Data entries:

───

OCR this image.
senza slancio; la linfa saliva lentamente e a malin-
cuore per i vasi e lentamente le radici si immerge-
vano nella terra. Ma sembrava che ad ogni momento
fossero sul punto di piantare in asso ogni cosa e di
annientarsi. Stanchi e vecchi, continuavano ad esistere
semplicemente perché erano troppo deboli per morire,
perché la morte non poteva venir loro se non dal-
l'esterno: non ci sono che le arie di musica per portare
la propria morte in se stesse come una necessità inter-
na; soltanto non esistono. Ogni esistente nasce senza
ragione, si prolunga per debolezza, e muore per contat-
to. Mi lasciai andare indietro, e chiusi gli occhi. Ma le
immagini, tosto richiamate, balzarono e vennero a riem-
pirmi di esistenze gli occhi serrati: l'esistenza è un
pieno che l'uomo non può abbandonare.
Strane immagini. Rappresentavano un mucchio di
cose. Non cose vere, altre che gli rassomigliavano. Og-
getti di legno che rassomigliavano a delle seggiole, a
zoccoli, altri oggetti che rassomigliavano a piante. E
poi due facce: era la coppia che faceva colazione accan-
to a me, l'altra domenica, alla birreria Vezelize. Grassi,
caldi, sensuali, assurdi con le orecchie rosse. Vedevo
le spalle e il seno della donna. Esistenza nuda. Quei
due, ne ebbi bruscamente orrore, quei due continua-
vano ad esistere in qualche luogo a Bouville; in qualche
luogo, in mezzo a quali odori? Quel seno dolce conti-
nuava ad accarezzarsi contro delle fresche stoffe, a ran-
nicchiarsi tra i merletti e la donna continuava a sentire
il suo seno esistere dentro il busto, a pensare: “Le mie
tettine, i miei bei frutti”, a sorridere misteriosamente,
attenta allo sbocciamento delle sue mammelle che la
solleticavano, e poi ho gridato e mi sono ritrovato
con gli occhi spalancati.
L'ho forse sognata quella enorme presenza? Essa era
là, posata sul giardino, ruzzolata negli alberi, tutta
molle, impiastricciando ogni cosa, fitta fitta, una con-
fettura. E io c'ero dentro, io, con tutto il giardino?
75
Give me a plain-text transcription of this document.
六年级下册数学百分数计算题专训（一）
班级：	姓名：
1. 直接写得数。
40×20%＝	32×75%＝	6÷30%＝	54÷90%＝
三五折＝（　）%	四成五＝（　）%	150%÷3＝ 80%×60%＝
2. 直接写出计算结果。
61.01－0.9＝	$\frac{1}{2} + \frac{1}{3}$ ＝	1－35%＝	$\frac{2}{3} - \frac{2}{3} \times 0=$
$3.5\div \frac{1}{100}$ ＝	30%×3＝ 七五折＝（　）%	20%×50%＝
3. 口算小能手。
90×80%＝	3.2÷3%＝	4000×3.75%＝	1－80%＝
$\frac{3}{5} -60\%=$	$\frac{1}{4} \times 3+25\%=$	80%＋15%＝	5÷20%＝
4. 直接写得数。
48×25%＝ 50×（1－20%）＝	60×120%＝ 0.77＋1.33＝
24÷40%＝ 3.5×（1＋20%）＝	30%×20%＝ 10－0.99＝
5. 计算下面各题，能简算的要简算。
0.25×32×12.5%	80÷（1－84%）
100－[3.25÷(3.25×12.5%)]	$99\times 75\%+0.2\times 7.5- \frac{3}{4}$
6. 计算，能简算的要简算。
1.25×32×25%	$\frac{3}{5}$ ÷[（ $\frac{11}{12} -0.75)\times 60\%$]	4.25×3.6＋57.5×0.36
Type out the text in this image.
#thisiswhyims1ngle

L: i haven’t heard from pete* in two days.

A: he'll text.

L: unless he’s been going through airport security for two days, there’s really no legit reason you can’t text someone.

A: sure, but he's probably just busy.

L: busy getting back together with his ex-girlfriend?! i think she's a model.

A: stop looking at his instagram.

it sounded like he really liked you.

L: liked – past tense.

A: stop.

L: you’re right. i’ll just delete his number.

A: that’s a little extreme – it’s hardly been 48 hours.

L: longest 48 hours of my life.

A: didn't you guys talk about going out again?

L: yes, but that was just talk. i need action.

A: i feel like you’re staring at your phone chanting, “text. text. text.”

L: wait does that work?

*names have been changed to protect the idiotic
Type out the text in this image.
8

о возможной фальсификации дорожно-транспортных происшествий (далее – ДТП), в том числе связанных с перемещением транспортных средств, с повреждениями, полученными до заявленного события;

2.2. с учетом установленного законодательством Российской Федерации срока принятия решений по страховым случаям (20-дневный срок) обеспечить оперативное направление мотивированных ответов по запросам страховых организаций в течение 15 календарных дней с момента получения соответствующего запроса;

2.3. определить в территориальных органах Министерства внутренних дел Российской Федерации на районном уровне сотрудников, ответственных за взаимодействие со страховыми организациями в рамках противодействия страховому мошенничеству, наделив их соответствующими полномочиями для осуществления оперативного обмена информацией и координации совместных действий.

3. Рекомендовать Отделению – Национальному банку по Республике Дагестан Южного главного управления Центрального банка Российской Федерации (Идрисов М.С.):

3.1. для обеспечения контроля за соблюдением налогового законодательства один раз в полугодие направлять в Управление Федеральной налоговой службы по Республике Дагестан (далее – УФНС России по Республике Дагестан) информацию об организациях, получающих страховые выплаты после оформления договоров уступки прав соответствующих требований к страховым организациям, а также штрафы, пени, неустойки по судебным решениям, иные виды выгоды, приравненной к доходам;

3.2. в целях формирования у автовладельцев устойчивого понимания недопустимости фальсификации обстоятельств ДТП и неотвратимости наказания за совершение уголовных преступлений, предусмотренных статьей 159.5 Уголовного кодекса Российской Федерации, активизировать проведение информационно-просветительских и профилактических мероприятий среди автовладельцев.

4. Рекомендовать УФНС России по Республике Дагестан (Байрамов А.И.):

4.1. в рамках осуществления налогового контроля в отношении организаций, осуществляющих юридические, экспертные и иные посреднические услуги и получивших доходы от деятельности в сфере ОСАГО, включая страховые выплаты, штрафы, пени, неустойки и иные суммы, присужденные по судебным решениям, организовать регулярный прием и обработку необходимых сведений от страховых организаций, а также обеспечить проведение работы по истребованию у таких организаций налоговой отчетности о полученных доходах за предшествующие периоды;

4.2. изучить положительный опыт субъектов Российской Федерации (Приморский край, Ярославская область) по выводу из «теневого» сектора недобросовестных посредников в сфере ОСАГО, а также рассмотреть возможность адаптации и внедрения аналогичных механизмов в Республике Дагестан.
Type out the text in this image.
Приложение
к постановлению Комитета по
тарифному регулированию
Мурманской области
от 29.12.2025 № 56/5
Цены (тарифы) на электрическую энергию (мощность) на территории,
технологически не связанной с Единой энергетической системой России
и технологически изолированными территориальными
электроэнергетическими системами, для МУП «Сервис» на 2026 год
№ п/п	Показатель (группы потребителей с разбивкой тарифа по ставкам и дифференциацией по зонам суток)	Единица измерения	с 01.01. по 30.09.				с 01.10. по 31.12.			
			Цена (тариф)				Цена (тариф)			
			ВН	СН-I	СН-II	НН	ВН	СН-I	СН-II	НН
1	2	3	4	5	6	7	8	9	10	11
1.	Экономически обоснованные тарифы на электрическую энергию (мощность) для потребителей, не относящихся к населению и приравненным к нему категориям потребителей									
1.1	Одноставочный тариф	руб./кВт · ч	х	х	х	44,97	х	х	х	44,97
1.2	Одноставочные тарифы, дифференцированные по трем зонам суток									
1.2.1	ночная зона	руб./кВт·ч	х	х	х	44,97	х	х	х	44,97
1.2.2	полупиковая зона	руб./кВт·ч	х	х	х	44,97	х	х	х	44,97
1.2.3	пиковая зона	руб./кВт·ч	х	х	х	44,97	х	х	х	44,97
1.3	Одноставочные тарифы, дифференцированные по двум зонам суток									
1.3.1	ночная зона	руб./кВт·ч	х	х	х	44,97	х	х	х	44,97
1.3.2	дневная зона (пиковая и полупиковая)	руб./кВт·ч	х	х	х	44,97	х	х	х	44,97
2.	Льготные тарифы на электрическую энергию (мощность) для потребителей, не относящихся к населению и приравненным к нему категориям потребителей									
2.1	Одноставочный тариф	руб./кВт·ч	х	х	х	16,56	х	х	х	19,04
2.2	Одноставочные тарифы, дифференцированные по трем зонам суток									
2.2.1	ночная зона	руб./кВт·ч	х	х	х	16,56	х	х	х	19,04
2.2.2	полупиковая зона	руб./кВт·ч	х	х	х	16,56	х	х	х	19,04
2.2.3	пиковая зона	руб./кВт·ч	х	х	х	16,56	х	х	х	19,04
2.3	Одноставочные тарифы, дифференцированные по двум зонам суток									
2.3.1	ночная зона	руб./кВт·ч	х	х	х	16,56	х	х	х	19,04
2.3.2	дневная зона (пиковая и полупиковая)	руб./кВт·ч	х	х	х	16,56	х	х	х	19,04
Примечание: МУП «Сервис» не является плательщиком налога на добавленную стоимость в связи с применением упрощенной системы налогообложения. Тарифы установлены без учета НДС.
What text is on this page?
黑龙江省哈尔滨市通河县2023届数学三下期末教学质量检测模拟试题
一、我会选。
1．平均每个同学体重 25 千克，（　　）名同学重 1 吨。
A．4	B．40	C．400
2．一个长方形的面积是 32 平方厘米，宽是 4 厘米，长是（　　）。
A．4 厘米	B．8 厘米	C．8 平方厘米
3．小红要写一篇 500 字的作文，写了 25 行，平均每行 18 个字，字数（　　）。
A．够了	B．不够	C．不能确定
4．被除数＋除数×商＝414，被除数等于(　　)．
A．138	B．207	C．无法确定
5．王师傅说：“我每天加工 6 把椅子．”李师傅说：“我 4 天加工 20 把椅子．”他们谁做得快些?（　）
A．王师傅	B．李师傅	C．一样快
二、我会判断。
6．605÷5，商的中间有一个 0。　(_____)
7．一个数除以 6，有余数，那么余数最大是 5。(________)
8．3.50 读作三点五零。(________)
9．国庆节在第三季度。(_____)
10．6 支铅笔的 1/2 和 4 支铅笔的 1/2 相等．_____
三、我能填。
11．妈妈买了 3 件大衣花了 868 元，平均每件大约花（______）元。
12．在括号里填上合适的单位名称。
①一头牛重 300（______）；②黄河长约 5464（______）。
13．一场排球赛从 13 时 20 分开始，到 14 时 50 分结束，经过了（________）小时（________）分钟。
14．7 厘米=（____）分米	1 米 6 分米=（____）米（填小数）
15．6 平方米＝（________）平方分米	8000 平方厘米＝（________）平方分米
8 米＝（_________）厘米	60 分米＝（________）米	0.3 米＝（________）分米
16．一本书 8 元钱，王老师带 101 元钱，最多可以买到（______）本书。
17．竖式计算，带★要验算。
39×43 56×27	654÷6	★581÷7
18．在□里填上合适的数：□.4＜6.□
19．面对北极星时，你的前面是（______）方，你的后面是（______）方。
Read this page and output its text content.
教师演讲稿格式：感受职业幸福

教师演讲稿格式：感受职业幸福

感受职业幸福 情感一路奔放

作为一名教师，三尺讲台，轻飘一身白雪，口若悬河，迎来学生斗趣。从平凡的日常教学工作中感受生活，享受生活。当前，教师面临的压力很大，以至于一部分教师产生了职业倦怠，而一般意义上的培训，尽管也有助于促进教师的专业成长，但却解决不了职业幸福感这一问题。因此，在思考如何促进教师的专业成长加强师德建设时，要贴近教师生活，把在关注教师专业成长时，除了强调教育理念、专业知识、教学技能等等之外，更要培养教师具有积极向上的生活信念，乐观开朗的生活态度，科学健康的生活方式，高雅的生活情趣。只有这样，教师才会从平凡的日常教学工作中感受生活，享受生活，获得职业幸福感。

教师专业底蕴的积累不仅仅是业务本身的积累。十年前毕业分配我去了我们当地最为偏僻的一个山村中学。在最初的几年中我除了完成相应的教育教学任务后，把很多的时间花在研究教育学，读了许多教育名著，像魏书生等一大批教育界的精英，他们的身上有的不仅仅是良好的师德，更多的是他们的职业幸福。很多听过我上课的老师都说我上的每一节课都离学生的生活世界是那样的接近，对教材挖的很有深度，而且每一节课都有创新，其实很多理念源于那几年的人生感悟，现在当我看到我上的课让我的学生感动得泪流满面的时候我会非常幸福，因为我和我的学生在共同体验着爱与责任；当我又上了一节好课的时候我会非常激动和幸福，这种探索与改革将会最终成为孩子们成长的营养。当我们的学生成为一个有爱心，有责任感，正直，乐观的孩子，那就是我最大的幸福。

───

• Short task:
Lines of the listing that contain the word "выплаты" are to be counted; report only their number.

• Task result:
2